*Problem description*
What lines of the data hold the string "physique"? Pull each one out.

Dataset records:
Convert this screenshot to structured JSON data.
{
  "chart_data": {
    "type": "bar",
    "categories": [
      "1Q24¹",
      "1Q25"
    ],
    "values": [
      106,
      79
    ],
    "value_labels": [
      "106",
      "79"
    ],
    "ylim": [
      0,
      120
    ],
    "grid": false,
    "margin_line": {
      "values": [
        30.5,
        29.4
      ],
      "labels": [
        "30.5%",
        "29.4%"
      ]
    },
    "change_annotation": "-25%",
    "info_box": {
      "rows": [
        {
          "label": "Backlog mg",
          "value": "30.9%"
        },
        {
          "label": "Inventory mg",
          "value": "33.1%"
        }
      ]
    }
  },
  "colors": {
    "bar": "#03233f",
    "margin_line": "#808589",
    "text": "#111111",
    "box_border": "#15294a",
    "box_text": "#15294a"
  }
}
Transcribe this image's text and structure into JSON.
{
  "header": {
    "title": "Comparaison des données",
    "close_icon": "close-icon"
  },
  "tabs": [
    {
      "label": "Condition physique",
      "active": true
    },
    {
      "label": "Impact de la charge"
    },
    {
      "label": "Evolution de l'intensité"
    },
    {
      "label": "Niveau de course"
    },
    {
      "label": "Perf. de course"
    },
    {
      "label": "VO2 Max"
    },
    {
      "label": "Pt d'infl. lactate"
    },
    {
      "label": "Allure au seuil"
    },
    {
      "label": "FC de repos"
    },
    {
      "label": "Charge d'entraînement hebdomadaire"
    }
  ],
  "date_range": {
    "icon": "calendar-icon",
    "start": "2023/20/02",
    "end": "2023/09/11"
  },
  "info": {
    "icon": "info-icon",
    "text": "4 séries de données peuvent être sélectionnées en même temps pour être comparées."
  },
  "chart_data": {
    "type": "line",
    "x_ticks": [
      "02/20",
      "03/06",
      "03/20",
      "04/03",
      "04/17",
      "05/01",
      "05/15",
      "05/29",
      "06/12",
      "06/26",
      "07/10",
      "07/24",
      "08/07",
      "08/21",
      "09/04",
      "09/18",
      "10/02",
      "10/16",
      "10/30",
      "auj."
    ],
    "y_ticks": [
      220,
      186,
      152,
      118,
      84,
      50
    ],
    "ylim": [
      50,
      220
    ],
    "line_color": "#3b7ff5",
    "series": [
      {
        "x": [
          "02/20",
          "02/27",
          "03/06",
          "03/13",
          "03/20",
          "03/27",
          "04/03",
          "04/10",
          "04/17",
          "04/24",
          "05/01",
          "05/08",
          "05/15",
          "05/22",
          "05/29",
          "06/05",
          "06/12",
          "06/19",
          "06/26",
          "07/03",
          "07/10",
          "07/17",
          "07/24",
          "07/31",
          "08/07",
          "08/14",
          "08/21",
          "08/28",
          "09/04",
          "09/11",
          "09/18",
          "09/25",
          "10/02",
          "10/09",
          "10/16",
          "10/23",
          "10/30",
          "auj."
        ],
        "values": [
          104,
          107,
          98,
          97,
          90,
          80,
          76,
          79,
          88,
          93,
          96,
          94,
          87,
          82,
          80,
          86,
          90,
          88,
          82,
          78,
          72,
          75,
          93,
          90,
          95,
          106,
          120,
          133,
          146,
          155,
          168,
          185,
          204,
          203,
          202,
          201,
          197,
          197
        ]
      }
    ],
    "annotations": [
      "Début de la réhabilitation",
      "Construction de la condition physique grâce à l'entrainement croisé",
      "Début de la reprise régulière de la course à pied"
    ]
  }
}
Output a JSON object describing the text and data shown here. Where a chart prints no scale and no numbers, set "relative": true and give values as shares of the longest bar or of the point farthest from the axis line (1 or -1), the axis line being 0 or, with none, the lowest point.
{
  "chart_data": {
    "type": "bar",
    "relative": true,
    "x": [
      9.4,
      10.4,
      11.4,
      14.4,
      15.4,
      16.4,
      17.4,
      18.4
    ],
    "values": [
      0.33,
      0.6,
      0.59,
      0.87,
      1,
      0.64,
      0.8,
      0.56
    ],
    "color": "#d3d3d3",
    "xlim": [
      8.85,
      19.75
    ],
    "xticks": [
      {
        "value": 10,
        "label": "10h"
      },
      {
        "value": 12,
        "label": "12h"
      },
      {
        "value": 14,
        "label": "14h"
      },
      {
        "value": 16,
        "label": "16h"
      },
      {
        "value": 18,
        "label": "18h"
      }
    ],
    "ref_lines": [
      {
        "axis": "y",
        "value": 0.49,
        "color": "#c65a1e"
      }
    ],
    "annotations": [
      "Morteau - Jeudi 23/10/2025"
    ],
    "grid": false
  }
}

*Correct response*
      "label": "Condition physique",
      "Construction de la condition physique grâce à l'entrainement croisé",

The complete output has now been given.